◆ Dataset content:
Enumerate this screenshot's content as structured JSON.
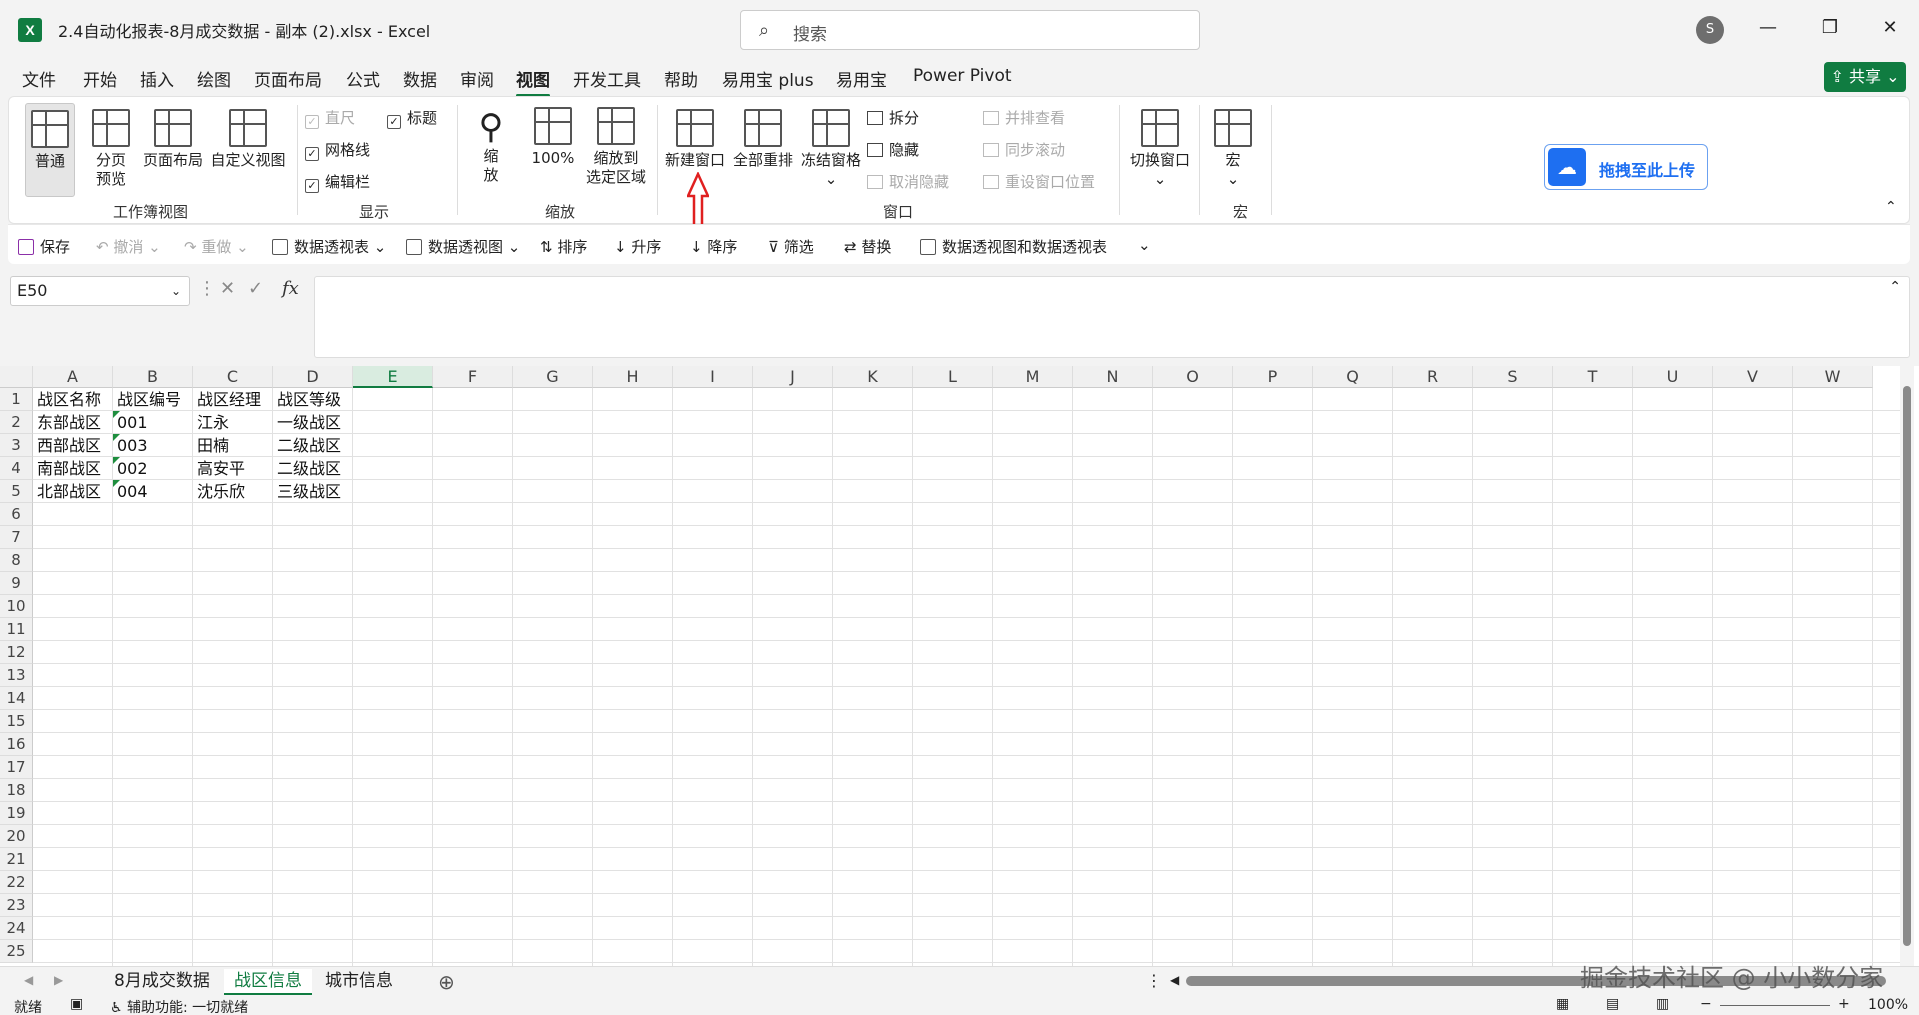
{
  "window": {
    "doc_title": "2.4自动化报表-8月成交数据 - 副本 (2).xlsx  -  Excel",
    "search_placeholder": "搜索",
    "account_initial": "S",
    "logo_text": "X"
  },
  "menu": [
    "文件",
    "开始",
    "插入",
    "绘图",
    "页面布局",
    "公式",
    "数据",
    "审阅",
    "视图",
    "开发工具",
    "帮助",
    "易用宝 plus",
    "易用宝",
    "Power Pivot"
  ],
  "menu_active": "视图",
  "share_label": "共享",
  "ribbon": {
    "workbook_views": {
      "group": "工作簿视图",
      "normal": "普通",
      "page_break_1": "分页",
      "page_break_2": "预览",
      "page_layout": "页面布局",
      "custom_view": "自定义视图"
    },
    "show": {
      "group": "显示",
      "ruler": "直尺",
      "gridlines": "网格线",
      "formula_bar": "编辑栏",
      "headings": "标题"
    },
    "zoom": {
      "group": "缩放",
      "zoom_1": "缩",
      "zoom_2": "放",
      "zoom_100": "100%",
      "zoom_sel_1": "缩放到",
      "zoom_sel_2": "选定区域"
    },
    "window": {
      "group": "窗口",
      "new_window": "新建窗口",
      "arrange_all": "全部重排",
      "freeze": "冻结窗格",
      "split": "拆分",
      "hide": "隐藏",
      "unhide": "取消隐藏",
      "side_by_side": "并排查看",
      "sync_scroll": "同步滚动",
      "reset_pos": "重设窗口位置",
      "switch": "切换窗口"
    },
    "macros": {
      "group": "宏",
      "macros": "宏"
    },
    "upload": "拖拽至此上传"
  },
  "qat": {
    "save": "保存",
    "undo": "撤消",
    "redo": "重做",
    "pivot_table": "数据透视表",
    "pivot_chart": "数据透视图",
    "sort": "排序",
    "asc": "升序",
    "desc": "降序",
    "filter": "筛选",
    "replace": "替换",
    "pivot_both": "数据透视图和数据透视表"
  },
  "name_box": "E50",
  "fx_label": "fx",
  "columns": [
    "A",
    "B",
    "C",
    "D",
    "E",
    "F",
    "G",
    "H",
    "I",
    "J",
    "K",
    "L",
    "M",
    "N",
    "O",
    "P",
    "Q",
    "R",
    "S",
    "T",
    "U",
    "V",
    "W"
  ],
  "rows": [
    "1",
    "2",
    "3",
    "4",
    "5",
    "6",
    "7",
    "8",
    "9",
    "10",
    "11",
    "12",
    "13",
    "14",
    "15",
    "16",
    "17",
    "18",
    "19",
    "20",
    "21",
    "22",
    "23",
    "24",
    "25"
  ],
  "cells": [
    [
      "战区名称",
      "战区编号",
      "战区经理",
      "战区等级"
    ],
    [
      "东部战区",
      "001",
      "江永",
      "一级战区"
    ],
    [
      "西部战区",
      "003",
      "田楠",
      "二级战区"
    ],
    [
      "南部战区",
      "002",
      "高安平",
      "二级战区"
    ],
    [
      "北部战区",
      "004",
      "沈乐欣",
      "三级战区"
    ]
  ],
  "sheets": [
    "8月成交数据",
    "战区信息",
    "城市信息"
  ],
  "active_sheet": "战区信息",
  "status": {
    "ready": "就绪",
    "accessibility": "辅助功能: 一切就绪",
    "zoom": "100%"
  },
  "watermark": "掘金技术社区 @ 小小数分家",
  "colors": {
    "accent": "#107c41",
    "arrow": "#e02020",
    "upload_blue": "#1e6ff1"
  }
}
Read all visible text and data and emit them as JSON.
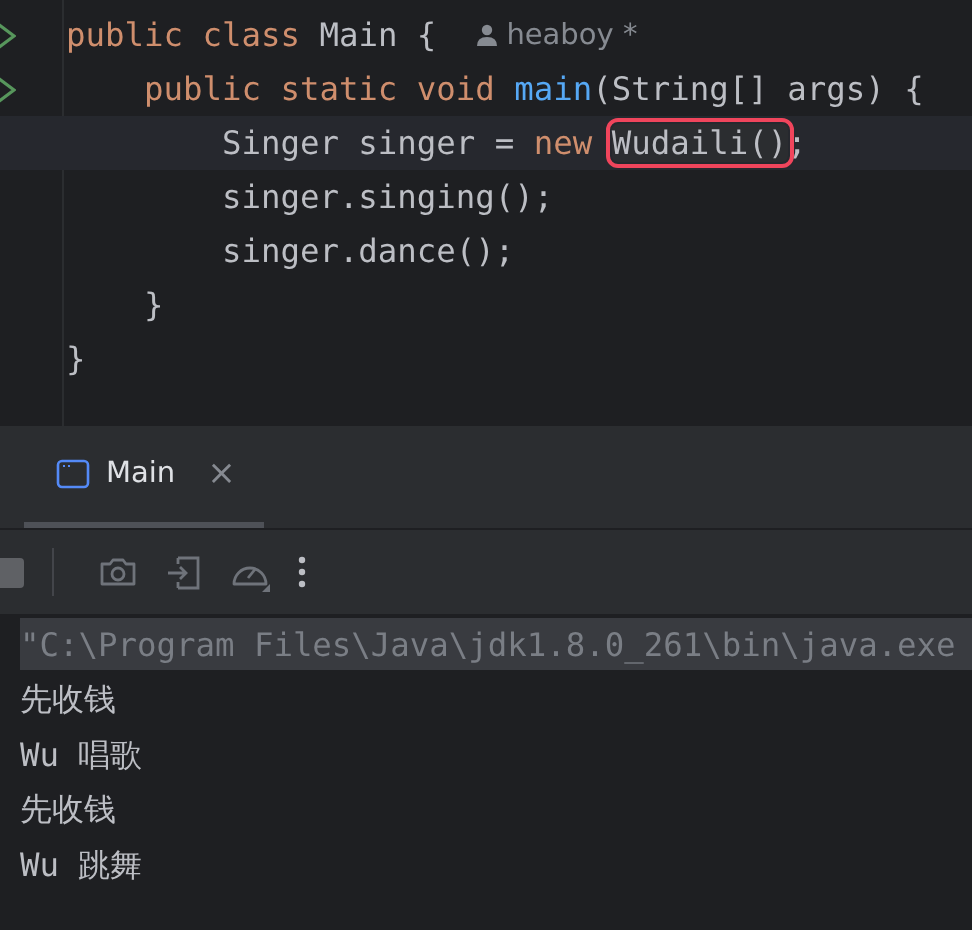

◆ Exercise details:
Of all the lines in the listing above, how many contain the word "JSON"? Answer with the number alone.

◆ Task output:
2